* [Aim] Quote the full listing word for word.

* [Dataset items]
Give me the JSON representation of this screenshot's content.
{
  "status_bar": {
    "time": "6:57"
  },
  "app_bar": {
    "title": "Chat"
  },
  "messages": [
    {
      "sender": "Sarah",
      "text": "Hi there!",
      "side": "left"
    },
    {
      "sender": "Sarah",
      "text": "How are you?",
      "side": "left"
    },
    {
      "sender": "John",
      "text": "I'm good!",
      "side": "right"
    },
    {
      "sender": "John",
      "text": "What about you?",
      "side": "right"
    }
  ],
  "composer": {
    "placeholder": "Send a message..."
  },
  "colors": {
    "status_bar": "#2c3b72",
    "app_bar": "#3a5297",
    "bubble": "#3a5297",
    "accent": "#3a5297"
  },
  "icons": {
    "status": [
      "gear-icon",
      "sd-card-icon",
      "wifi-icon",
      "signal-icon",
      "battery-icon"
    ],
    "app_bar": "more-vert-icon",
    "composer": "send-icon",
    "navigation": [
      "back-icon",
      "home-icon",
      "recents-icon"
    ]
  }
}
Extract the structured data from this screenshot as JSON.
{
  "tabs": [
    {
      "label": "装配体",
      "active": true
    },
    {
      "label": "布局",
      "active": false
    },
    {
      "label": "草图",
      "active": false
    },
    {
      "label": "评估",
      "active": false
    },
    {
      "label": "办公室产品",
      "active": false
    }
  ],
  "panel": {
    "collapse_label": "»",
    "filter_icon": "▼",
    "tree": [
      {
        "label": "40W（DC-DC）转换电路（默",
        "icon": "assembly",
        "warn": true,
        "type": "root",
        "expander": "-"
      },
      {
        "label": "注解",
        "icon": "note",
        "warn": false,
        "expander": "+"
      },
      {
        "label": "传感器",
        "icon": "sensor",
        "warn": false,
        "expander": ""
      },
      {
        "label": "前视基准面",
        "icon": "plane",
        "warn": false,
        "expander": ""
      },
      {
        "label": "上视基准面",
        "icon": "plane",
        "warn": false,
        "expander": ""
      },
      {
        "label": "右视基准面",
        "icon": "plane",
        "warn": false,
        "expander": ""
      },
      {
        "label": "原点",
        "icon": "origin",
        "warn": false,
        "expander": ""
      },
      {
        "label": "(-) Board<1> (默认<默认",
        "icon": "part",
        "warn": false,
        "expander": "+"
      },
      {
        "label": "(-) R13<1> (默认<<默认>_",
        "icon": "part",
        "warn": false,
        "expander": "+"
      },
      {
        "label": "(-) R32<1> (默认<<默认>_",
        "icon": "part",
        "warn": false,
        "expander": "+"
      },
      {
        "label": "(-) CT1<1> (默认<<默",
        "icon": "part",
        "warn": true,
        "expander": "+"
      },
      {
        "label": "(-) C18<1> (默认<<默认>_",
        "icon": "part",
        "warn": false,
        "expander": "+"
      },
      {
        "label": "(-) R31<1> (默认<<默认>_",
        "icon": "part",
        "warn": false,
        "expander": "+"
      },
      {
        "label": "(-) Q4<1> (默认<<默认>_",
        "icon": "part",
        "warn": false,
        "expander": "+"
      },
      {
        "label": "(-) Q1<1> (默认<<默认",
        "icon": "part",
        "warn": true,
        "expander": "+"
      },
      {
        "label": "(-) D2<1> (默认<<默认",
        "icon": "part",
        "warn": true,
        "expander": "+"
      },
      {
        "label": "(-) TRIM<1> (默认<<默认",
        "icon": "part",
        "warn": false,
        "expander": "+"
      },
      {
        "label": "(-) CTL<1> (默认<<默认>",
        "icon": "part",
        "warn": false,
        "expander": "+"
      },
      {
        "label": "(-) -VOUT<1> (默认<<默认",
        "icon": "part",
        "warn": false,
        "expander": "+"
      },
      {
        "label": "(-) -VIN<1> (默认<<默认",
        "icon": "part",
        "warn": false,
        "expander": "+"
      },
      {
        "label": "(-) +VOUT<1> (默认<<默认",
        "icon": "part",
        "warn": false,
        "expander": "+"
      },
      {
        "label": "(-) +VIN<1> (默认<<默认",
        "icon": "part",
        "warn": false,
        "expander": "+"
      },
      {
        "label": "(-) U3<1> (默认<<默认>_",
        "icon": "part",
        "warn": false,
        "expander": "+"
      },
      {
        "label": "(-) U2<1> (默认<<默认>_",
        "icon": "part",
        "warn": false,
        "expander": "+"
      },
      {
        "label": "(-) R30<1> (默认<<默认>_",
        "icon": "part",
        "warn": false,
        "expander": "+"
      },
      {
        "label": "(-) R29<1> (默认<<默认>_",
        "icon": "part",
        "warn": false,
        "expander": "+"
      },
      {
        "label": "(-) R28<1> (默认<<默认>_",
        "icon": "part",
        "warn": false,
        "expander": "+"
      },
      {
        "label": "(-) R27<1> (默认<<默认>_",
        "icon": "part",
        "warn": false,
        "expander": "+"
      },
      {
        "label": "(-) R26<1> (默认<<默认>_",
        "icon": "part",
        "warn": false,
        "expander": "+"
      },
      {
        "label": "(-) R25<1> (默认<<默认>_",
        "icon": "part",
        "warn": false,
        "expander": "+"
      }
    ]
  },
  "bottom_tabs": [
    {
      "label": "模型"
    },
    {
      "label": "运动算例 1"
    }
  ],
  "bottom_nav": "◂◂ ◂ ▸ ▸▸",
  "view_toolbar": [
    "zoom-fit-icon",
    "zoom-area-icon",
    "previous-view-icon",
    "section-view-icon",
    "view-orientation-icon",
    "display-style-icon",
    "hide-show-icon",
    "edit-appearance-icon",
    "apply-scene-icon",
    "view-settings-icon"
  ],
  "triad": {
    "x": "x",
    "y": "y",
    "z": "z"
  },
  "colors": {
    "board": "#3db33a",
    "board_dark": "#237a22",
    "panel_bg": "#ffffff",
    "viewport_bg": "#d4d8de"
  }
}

* [Response to this exercise]
Give me the JSON representation of this screenshot's content.
{
  "status_bar": {
    "time": "6:57"
  },
  "app_bar": {
    "title": "Chat"
  },
  "messages": [
    {
      "sender": "Sarah",
      "text": "Hi there!",
      "side": "left"
    },
    {
      "sender": "Sarah",
      "text": "How are you?",
      "side": "left"
    },
    {
      "sender": "John",
      "text": "I'm good!",
      "side": "right"
    },
    {
      "sender": "John",
      "text": "What about you?",
      "side": "right"
    }
  ],
  "composer": {
    "placeholder": "Send a message..."
  },
  "colors": {
    "status_bar": "#2c3b72",
    "app_bar": "#3a5297",
    "bubble": "#3a5297",
    "accent": "#3a5297"
  },
  "icons": {
    "status": [
      "gear-icon",
      "sd-card-icon",
      "wifi-icon",
      "signal-icon",
      "battery-icon"
    ],
    "app_bar": "more-vert-icon",
    "composer": "send-icon",
    "navigation": [
      "back-icon",
      "home-icon",
      "recents-icon"
    ]
  }
}
Extract the structured data from this screenshot as JSON.
{
  "tabs": [
    {
      "label": "装配体",
      "active": true
    },
    {
      "label": "布局",
      "active": false
    },
    {
      "label": "草图",
      "active": false
    },
    {
      "label": "评估",
      "active": false
    },
    {
      "label": "办公室产品",
      "active": false
    }
  ],
  "panel": {
    "collapse_label": "»",
    "filter_icon": "▼",
    "tree": [
      {
        "label": "40W（DC-DC）转换电路（默",
        "icon": "assembly",
        "warn": true,
        "type": "root",
        "expander": "-"
      },
      {
        "label": "注解",
        "icon": "note",
        "warn": false,
        "expander": "+"
      },
      {
        "label": "传感器",
        "icon": "sensor",
        "warn": false,
        "expander": ""
      },
      {
        "label": "前视基准面",
        "icon": "plane",
        "warn": false,
        "expander": ""
      },
      {
        "label": "上视基准面",
        "icon": "plane",
        "warn": false,
        "expander": ""
      },
      {
        "label": "右视基准面",
        "icon": "plane",
        "warn": false,
        "expander": ""
      },
      {
        "label": "原点",
        "icon": "origin",
        "warn": false,
        "expander": ""
      },
      {
        "label": "(-) Board<1> (默认<默认",
        "icon": "part",
        "warn": false,
        "expander": "+"
      },
      {
        "label": "(-) R13<1> (默认<<默认>_",
        "icon": "part",
        "warn": false,
        "expander": "+"
      },
      {
        "label": "(-) R32<1> (默认<<默认>_",
        "icon": "part",
        "warn": false,
        "expander": "+"
      },
      {
        "label": "(-) CT1<1> (默认<<默",
        "icon": "part",
        "warn": true,
        "expander": "+"
      },
      {
        "label": "(-) C18<1> (默认<<默认>_",
        "icon": "part",
        "warn": false,
        "expander": "+"
      },
      {
        "label": "(-) R31<1> (默认<<默认>_",
        "icon": "part",
        "warn": false,
        "expander": "+"
      },
      {
        "label": "(-) Q4<1> (默认<<默认>_",
        "icon": "part",
        "warn": false,
        "expander": "+"
      },
      {
        "label": "(-) Q1<1> (默认<<默认",
        "icon": "part",
        "warn": true,
        "expander": "+"
      },
      {
        "label": "(-) D2<1> (默认<<默认",
        "icon": "part",
        "warn": true,
        "expander": "+"
      },
      {
        "label": "(-) TRIM<1> (默认<<默认",
        "icon": "part",
        "warn": false,
        "expander": "+"
      },
      {
        "label": "(-) CTL<1> (默认<<默认>",
        "icon": "part",
        "warn": false,
        "expander": "+"
      },
      {
        "label": "(-) -VOUT<1> (默认<<默认",
        "icon": "part",
        "warn": false,
        "expander": "+"
      },
      {
        "label": "(-) -VIN<1> (默认<<默认",
        "icon": "part",
        "warn": false,
        "expander": "+"
      },
      {
        "label": "(-) +VOUT<1> (默认<<默认",
        "icon": "part",
        "warn": false,
        "expander": "+"
      },
      {
        "label": "(-) +VIN<1> (默认<<默认",
        "icon": "part",
        "warn": false,
        "expander": "+"
      },
      {
        "label": "(-) U3<1> (默认<<默认>_",
        "icon": "part",
        "warn": false,
        "expander": "+"
      },
      {
        "label": "(-) U2<1> (默认<<默认>_",
        "icon": "part",
        "warn": false,
        "expander": "+"
      },
      {
        "label": "(-) R30<1> (默认<<默认>_",
        "icon": "part",
        "warn": false,
        "expander": "+"
      },
      {
        "label": "(-) R29<1> (默认<<默认>_",
        "icon": "part",
        "warn": false,
        "expander": "+"
      },
      {
        "label": "(-) R28<1> (默认<<默认>_",
        "icon": "part",
        "warn": false,
        "expander": "+"
      },
      {
        "label": "(-) R27<1> (默认<<默认>_",
        "icon": "part",
        "warn": false,
        "expander": "+"
      },
      {
        "label": "(-) R26<1> (默认<<默认>_",
        "icon": "part",
        "warn": false,
        "expander": "+"
      },
      {
        "label": "(-) R25<1> (默认<<默认>_",
        "icon": "part",
        "warn": false,
        "expander": "+"
      }
    ]
  },
  "bottom_tabs": [
    {
      "label": "模型"
    },
    {
      "label": "运动算例 1"
    }
  ],
  "bottom_nav": "◂◂ ◂ ▸ ▸▸",
  "view_toolbar": [
    "zoom-fit-icon",
    "zoom-area-icon",
    "previous-view-icon",
    "section-view-icon",
    "view-orientation-icon",
    "display-style-icon",
    "hide-show-icon",
    "edit-appearance-icon",
    "apply-scene-icon",
    "view-settings-icon"
  ],
  "triad": {
    "x": "x",
    "y": "y",
    "z": "z"
  },
  "colors": {
    "board": "#3db33a",
    "board_dark": "#237a22",
    "panel_bg": "#ffffff",
    "viewport_bg": "#d4d8de"
  }
}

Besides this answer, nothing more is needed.